- [Stated goal]
Within the data that follows, how many lines carry the string "What"? Give the number alone.

- [Records to use]
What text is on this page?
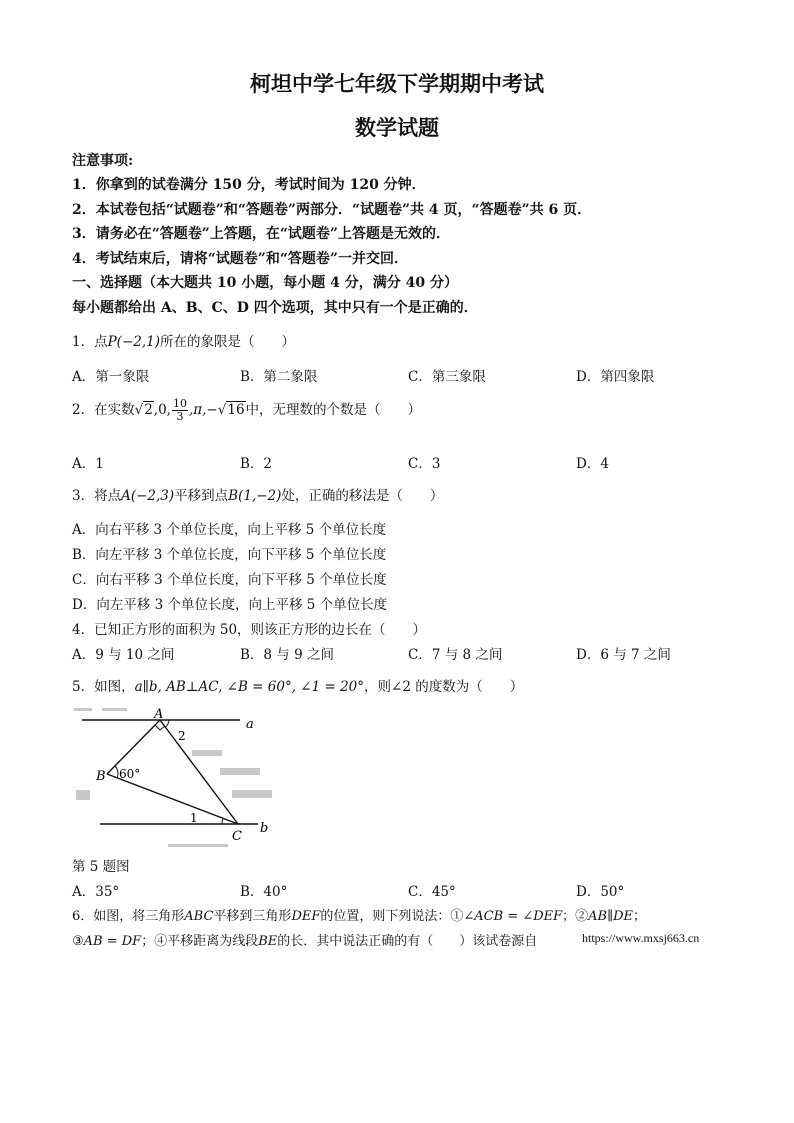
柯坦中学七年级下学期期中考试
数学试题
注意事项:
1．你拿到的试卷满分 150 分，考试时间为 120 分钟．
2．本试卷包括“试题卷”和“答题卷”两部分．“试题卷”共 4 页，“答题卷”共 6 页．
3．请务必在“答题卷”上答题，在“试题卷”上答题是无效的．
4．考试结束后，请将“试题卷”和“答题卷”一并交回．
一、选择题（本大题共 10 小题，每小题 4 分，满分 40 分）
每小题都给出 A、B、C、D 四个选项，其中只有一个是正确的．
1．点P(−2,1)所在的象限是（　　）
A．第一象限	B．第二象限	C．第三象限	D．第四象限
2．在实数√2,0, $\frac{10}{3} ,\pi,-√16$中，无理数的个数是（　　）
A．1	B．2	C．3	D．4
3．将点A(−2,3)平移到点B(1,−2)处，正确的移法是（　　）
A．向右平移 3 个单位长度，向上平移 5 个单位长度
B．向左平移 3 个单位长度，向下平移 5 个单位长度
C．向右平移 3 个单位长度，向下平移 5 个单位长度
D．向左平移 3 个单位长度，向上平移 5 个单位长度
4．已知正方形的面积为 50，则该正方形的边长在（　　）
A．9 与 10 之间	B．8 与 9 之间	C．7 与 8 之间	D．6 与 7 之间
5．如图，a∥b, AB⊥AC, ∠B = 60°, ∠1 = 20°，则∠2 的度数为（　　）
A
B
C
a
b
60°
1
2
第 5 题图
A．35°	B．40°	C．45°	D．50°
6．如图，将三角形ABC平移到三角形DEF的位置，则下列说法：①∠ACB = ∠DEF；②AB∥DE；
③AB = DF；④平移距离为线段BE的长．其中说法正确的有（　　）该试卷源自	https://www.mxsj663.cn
--
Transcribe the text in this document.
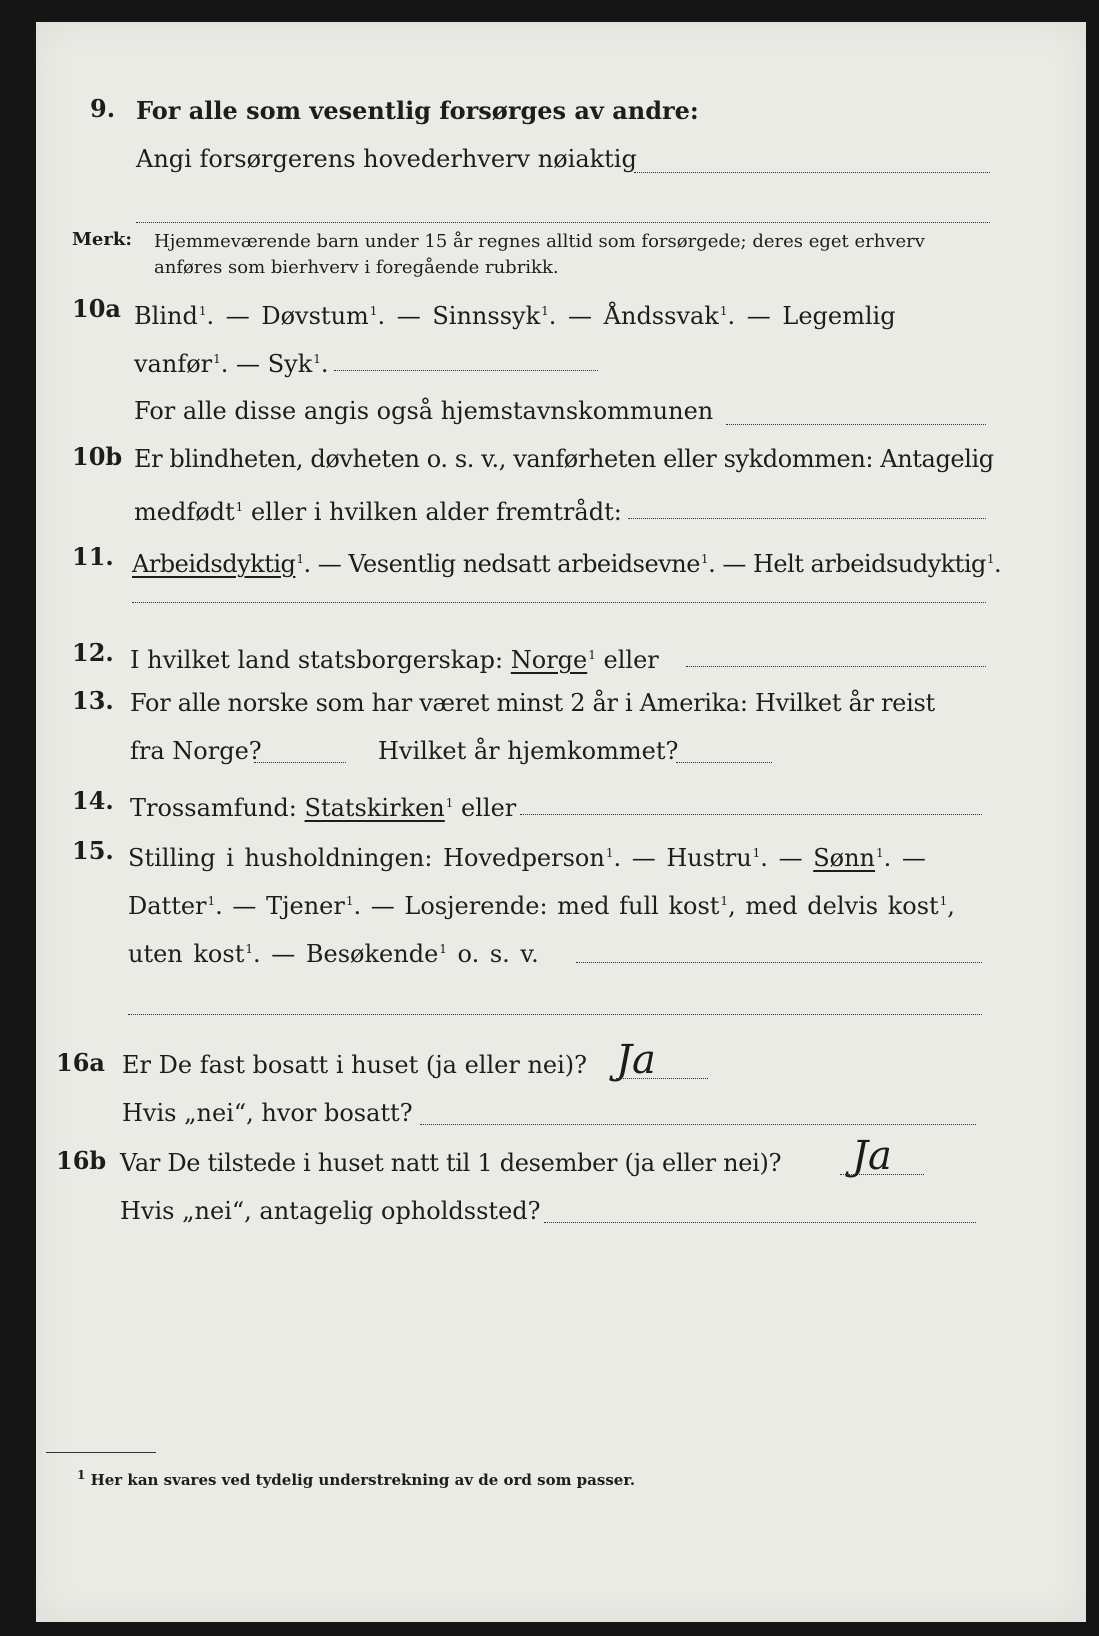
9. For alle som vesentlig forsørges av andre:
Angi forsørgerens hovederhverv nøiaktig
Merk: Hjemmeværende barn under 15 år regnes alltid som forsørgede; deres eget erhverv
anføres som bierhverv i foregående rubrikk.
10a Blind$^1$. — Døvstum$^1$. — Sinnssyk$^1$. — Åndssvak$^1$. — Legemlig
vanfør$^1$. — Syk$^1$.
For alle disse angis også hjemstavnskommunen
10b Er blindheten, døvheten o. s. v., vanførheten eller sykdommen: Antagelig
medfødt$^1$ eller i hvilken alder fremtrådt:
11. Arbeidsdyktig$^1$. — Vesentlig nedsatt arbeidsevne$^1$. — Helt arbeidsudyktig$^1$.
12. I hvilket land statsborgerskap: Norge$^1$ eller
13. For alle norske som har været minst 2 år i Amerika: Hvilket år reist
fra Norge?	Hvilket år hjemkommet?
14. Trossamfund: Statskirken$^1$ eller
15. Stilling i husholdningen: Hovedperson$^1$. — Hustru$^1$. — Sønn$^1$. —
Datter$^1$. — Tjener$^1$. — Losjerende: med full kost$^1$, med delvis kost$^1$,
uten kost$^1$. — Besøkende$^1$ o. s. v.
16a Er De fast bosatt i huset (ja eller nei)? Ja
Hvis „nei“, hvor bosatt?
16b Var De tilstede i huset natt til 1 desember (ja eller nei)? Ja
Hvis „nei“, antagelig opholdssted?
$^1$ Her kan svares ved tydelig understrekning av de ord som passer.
...
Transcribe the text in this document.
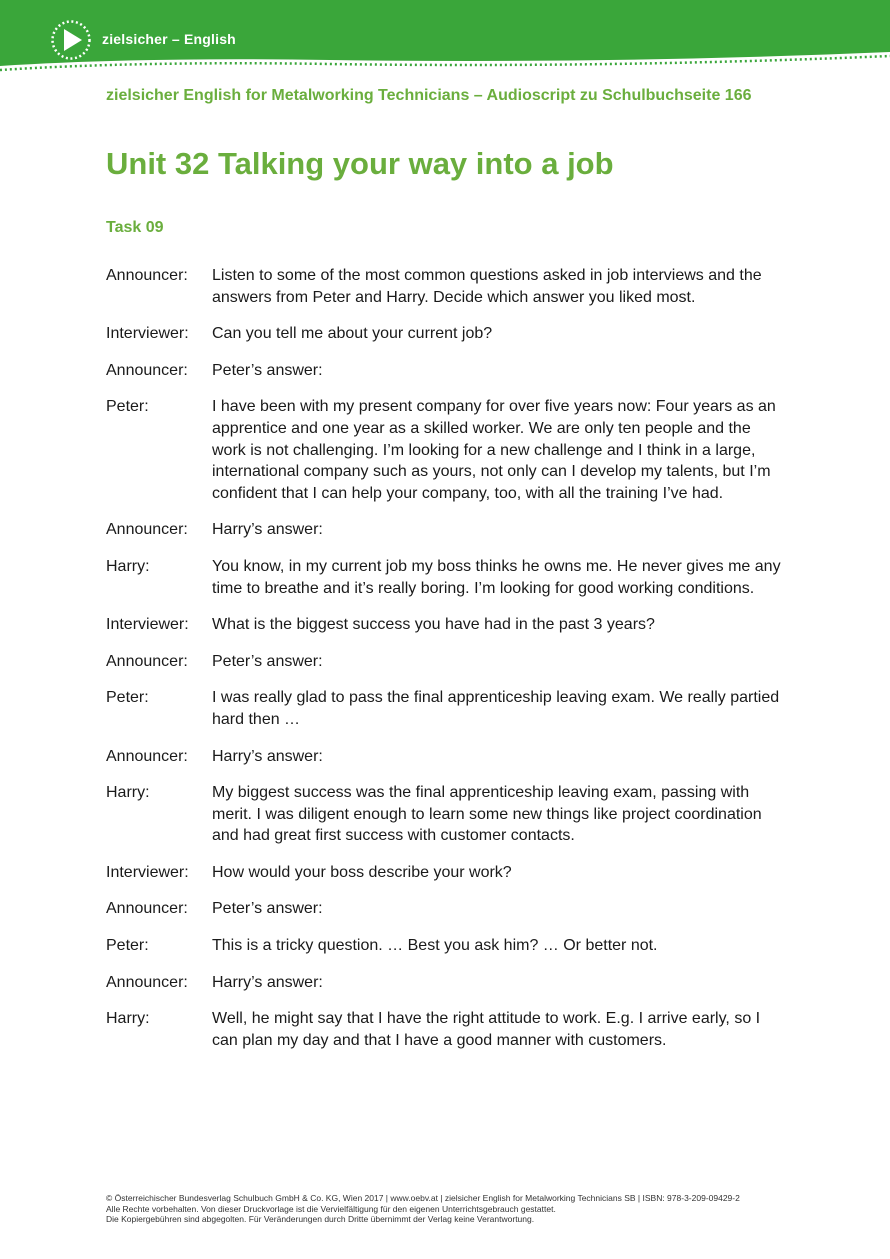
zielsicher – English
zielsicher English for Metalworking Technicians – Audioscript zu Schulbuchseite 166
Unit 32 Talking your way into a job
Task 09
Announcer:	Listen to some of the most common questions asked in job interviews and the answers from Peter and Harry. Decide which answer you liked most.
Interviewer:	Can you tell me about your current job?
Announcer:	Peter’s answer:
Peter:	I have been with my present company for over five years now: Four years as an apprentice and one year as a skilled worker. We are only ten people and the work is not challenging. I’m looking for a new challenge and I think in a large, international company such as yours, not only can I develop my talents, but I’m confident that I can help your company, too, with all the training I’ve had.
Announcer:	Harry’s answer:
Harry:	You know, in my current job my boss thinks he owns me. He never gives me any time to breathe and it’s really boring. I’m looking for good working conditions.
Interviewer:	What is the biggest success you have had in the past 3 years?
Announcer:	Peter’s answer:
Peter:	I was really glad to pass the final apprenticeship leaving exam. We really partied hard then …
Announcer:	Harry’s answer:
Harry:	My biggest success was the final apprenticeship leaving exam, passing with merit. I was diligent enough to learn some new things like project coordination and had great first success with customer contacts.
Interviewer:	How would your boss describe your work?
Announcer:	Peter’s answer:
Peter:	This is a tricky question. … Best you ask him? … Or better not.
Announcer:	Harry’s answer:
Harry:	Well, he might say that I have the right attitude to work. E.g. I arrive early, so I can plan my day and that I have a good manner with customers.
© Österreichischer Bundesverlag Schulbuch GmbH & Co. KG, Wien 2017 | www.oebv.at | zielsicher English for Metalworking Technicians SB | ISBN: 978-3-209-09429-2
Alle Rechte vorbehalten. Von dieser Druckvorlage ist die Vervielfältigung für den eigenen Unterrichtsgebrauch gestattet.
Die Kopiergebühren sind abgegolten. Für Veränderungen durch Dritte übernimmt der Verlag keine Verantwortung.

- [Solution to this exercise]
2